(Record excerpts)

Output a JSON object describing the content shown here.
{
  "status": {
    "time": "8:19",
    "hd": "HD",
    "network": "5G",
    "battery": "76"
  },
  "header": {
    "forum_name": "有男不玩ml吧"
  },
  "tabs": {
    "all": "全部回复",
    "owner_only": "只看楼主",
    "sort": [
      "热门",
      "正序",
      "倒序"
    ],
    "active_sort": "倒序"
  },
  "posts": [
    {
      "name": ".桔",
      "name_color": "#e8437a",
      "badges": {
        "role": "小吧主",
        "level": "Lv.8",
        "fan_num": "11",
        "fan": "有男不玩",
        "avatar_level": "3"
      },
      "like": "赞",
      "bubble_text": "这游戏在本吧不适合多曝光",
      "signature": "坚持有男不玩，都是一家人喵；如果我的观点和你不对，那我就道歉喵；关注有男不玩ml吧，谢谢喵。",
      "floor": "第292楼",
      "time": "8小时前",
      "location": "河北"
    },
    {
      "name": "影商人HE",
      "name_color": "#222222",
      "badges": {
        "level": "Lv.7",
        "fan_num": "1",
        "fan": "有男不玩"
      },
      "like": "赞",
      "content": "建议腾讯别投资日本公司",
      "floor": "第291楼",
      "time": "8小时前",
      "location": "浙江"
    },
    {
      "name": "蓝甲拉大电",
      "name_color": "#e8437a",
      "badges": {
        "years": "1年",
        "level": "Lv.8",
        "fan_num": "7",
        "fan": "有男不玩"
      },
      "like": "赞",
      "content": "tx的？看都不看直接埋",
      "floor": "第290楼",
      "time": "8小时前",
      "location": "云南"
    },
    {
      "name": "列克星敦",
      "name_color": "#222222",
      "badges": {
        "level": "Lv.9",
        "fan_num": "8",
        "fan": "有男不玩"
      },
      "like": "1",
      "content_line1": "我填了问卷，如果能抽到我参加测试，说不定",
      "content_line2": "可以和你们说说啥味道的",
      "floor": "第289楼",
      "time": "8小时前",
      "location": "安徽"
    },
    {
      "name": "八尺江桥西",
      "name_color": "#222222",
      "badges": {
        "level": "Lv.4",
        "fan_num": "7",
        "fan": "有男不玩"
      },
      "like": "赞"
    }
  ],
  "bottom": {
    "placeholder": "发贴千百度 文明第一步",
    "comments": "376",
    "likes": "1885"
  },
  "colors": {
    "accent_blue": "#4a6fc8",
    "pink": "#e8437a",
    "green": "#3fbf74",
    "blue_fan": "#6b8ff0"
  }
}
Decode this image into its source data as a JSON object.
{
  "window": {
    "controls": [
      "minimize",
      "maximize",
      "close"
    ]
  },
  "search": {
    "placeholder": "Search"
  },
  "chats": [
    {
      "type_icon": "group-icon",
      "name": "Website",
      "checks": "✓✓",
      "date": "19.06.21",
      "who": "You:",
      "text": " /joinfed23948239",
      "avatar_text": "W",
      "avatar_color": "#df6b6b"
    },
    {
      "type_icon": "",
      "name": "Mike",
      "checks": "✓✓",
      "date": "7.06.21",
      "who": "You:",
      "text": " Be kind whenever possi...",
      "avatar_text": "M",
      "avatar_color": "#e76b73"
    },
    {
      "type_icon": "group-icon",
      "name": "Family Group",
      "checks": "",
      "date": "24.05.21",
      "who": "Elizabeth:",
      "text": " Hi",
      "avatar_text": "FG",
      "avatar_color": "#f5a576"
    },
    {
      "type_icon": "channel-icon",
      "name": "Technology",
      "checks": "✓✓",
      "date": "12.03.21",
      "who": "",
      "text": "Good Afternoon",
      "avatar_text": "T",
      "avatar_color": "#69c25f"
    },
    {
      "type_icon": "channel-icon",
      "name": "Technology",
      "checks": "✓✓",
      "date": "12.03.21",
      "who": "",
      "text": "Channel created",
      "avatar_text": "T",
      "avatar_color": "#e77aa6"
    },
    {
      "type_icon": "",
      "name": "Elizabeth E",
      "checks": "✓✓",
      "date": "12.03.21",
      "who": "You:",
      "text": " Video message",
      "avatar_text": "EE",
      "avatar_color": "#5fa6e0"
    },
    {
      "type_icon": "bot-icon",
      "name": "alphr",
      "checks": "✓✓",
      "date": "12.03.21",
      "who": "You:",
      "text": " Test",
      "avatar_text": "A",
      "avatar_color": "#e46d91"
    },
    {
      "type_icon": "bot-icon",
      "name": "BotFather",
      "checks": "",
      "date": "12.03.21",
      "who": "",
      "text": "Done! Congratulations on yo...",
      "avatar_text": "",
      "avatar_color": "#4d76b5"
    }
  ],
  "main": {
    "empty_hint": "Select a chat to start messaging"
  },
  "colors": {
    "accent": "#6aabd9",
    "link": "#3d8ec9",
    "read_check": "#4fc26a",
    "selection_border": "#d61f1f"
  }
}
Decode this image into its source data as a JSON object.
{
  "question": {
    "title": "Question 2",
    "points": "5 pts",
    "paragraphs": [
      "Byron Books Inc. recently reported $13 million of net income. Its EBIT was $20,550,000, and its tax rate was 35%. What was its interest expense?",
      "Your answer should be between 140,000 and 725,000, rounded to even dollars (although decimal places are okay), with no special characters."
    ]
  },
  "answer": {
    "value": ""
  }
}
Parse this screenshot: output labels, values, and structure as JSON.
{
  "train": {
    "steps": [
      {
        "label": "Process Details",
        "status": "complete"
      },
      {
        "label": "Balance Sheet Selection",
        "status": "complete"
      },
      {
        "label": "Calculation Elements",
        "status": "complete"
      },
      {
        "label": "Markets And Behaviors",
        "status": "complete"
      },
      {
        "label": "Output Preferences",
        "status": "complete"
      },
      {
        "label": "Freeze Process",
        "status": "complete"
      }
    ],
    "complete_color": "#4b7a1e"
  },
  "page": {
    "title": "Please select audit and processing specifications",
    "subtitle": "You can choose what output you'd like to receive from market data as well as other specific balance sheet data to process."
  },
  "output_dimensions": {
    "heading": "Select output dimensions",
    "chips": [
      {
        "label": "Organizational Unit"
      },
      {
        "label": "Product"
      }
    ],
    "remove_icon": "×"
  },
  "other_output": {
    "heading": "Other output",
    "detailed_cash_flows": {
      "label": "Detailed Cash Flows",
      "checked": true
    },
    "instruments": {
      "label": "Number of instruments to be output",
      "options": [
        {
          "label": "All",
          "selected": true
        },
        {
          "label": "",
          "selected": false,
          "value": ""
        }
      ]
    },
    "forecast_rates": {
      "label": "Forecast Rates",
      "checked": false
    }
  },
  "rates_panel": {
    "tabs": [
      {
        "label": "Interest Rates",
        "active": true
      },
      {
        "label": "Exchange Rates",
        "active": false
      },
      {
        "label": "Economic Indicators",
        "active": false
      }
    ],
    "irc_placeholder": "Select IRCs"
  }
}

(Work to do) Print the listing above in full, exactly as it is.

(Expected answer)
Output a JSON object describing the content shown here.
{
  "status": {
    "time": "8:19",
    "hd": "HD",
    "network": "5G",
    "battery": "76"
  },
  "header": {
    "forum_name": "有男不玩ml吧"
  },
  "tabs": {
    "all": "全部回复",
    "owner_only": "只看楼主",
    "sort": [
      "热门",
      "正序",
      "倒序"
    ],
    "active_sort": "倒序"
  },
  "posts": [
    {
      "name": ".桔",
      "name_color": "#e8437a",
      "badges": {
        "role": "小吧主",
        "level": "Lv.8",
        "fan_num": "11",
        "fan": "有男不玩",
        "avatar_level": "3"
      },
      "like": "赞",
      "bubble_text": "这游戏在本吧不适合多曝光",
      "signature": "坚持有男不玩，都是一家人喵；如果我的观点和你不对，那我就道歉喵；关注有男不玩ml吧，谢谢喵。",
      "floor": "第292楼",
      "time": "8小时前",
      "location": "河北"
    },
    {
      "name": "影商人HE",
      "name_color": "#222222",
      "badges": {
        "level": "Lv.7",
        "fan_num": "1",
        "fan": "有男不玩"
      },
      "like": "赞",
      "content": "建议腾讯别投资日本公司",
      "floor": "第291楼",
      "time": "8小时前",
      "location": "浙江"
    },
    {
      "name": "蓝甲拉大电",
      "name_color": "#e8437a",
      "badges": {
        "years": "1年",
        "level": "Lv.8",
        "fan_num": "7",
        "fan": "有男不玩"
      },
      "like": "赞",
      "content": "tx的？看都不看直接埋",
      "floor": "第290楼",
      "time": "8小时前",
      "location": "云南"
    },
    {
      "name": "列克星敦",
      "name_color": "#222222",
      "badges": {
        "level": "Lv.9",
        "fan_num": "8",
        "fan": "有男不玩"
      },
      "like": "1",
      "content_line1": "我填了问卷，如果能抽到我参加测试，说不定",
      "content_line2": "可以和你们说说啥味道的",
      "floor": "第289楼",
      "time": "8小时前",
      "location": "安徽"
    },
    {
      "name": "八尺江桥西",
      "name_color": "#222222",
      "badges": {
        "level": "Lv.4",
        "fan_num": "7",
        "fan": "有男不玩"
      },
      "like": "赞"
    }
  ],
  "bottom": {
    "placeholder": "发贴千百度 文明第一步",
    "comments": "376",
    "likes": "1885"
  },
  "colors": {
    "accent_blue": "#4a6fc8",
    "pink": "#e8437a",
    "green": "#3fbf74",
    "blue_fan": "#6b8ff0"
  }
}
Decode this image into its source data as a JSON object.
{
  "window": {
    "controls": [
      "minimize",
      "maximize",
      "close"
    ]
  },
  "search": {
    "placeholder": "Search"
  },
  "chats": [
    {
      "type_icon": "group-icon",
      "name": "Website",
      "checks": "✓✓",
      "date": "19.06.21",
      "who": "You:",
      "text": " /joinfed23948239",
      "avatar_text": "W",
      "avatar_color": "#df6b6b"
    },
    {
      "type_icon": "",
      "name": "Mike",
      "checks": "✓✓",
      "date": "7.06.21",
      "who": "You:",
      "text": " Be kind whenever possi...",
      "avatar_text": "M",
      "avatar_color": "#e76b73"
    },
    {
      "type_icon": "group-icon",
      "name": "Family Group",
      "checks": "",
      "date": "24.05.21",
      "who": "Elizabeth:",
      "text": " Hi",
      "avatar_text": "FG",
      "avatar_color": "#f5a576"
    },
    {
      "type_icon": "channel-icon",
      "name": "Technology",
      "checks": "✓✓",
      "date": "12.03.21",
      "who": "",
      "text": "Good Afternoon",
      "avatar_text": "T",
      "avatar_color": "#69c25f"
    },
    {
      "type_icon": "channel-icon",
      "name": "Technology",
      "checks": "✓✓",
      "date": "12.03.21",
      "who": "",
      "text": "Channel created",
      "avatar_text": "T",
      "avatar_color": "#e77aa6"
    },
    {
      "type_icon": "",
      "name": "Elizabeth E",
      "checks": "✓✓",
      "date": "12.03.21",
      "who": "You:",
      "text": " Video message",
      "avatar_text": "EE",
      "avatar_color": "#5fa6e0"
    },
    {
      "type_icon": "bot-icon",
      "name": "alphr",
      "checks": "✓✓",
      "date": "12.03.21",
      "who": "You:",
      "text": " Test",
      "avatar_text": "A",
      "avatar_color": "#e46d91"
    },
    {
      "type_icon": "bot-icon",
      "name": "BotFather",
      "checks": "",
      "date": "12.03.21",
      "who": "",
      "text": "Done! Congratulations on yo...",
      "avatar_text": "",
      "avatar_color": "#4d76b5"
    }
  ],
  "main": {
    "empty_hint": "Select a chat to start messaging"
  },
  "colors": {
    "accent": "#6aabd9",
    "link": "#3d8ec9",
    "read_check": "#4fc26a",
    "selection_border": "#d61f1f"
  }
}
Decode this image into its source data as a JSON object.
{
  "question": {
    "title": "Question 2",
    "points": "5 pts",
    "paragraphs": [
      "Byron Books Inc. recently reported $13 million of net income. Its EBIT was $20,550,000, and its tax rate was 35%. What was its interest expense?",
      "Your answer should be between 140,000 and 725,000, rounded to even dollars (although decimal places are okay), with no special characters."
    ]
  },
  "answer": {
    "value": ""
  }
}
Parse this screenshot: output labels, values, and structure as JSON.
{
  "train": {
    "steps": [
      {
        "label": "Process Details",
        "status": "complete"
      },
      {
        "label": "Balance Sheet Selection",
        "status": "complete"
      },
      {
        "label": "Calculation Elements",
        "status": "complete"
      },
      {
        "label": "Markets And Behaviors",
        "status": "complete"
      },
      {
        "label": "Output Preferences",
        "status": "complete"
      },
      {
        "label": "Freeze Process",
        "status": "complete"
      }
    ],
    "complete_color": "#4b7a1e"
  },
  "page": {
    "title": "Please select audit and processing specifications",
    "subtitle": "You can choose what output you'd like to receive from market data as well as other specific balance sheet data to process."
  },
  "output_dimensions": {
    "heading": "Select output dimensions",
    "chips": [
      {
        "label": "Organizational Unit"
      },
      {
        "label": "Product"
      }
    ],
    "remove_icon": "×"
  },
  "other_output": {
    "heading": "Other output",
    "detailed_cash_flows": {
      "label": "Detailed Cash Flows",
      "checked": true
    },
    "instruments": {
      "label": "Number of instruments to be output",
      "options": [
        {
          "label": "All",
          "selected": true
        },
        {
          "label": "",
          "selected": false,
          "value": ""
        }
      ]
    },
    "forecast_rates": {
      "label": "Forecast Rates",
      "checked": false
    }
  },
  "rates_panel": {
    "tabs": [
      {
        "label": "Interest Rates",
        "active": true
      },
      {
        "label": "Exchange Rates",
        "active": false
      },
      {
        "label": "Economic Indicators",
        "active": false
      }
    ],
    "irc_placeholder": "Select IRCs"
  }
}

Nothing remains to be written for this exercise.